### Dataset entries on figures:
┏━━

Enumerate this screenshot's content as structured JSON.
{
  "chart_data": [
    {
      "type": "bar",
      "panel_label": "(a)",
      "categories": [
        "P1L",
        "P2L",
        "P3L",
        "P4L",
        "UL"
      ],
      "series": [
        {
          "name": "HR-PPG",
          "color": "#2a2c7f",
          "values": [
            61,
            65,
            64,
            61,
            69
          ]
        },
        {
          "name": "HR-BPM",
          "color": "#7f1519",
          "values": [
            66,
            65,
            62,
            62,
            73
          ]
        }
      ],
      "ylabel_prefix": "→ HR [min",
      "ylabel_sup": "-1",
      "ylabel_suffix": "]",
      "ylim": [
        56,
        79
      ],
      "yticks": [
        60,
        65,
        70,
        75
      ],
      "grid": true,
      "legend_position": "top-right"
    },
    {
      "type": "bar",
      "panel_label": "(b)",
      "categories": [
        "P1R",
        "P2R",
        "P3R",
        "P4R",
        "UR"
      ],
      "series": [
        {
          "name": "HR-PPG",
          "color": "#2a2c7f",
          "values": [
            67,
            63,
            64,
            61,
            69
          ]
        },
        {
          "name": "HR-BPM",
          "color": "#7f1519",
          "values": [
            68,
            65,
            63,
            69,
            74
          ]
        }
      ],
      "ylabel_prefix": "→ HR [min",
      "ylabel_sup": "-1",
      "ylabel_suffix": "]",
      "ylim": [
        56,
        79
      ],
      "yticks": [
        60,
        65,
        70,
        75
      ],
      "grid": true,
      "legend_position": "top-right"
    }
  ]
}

┗━━

### Work to complete:
Print every record exactly as it was given.

### Output for this task:
Enumerate this screenshot's content as structured JSON.
{
  "chart_data": [
    {
      "type": "bar",
      "panel_label": "(a)",
      "categories": [
        "P1L",
        "P2L",
        "P3L",
        "P4L",
        "UL"
      ],
      "series": [
        {
          "name": "HR-PPG",
          "color": "#2a2c7f",
          "values": [
            61,
            65,
            64,
            61,
            69
          ]
        },
        {
          "name": "HR-BPM",
          "color": "#7f1519",
          "values": [
            66,
            65,
            62,
            62,
            73
          ]
        }
      ],
      "ylabel_prefix": "→ HR [min",
      "ylabel_sup": "-1",
      "ylabel_suffix": "]",
      "ylim": [
        56,
        79
      ],
      "yticks": [
        60,
        65,
        70,
        75
      ],
      "grid": true,
      "legend_position": "top-right"
    },
    {
      "type": "bar",
      "panel_label": "(b)",
      "categories": [
        "P1R",
        "P2R",
        "P3R",
        "P4R",
        "UR"
      ],
      "series": [
        {
          "name": "HR-PPG",
          "color": "#2a2c7f",
          "values": [
            67,
            63,
            64,
            61,
            69
          ]
        },
        {
          "name": "HR-BPM",
          "color": "#7f1519",
          "values": [
            68,
            65,
            63,
            69,
            74
          ]
        }
      ],
      "ylabel_prefix": "→ HR [min",
      "ylabel_sup": "-1",
      "ylabel_suffix": "]",
      "ylim": [
        56,
        79
      ],
      "yticks": [
        60,
        65,
        70,
        75
      ],
      "grid": true,
      "legend_position": "top-right"
    }
  ]
}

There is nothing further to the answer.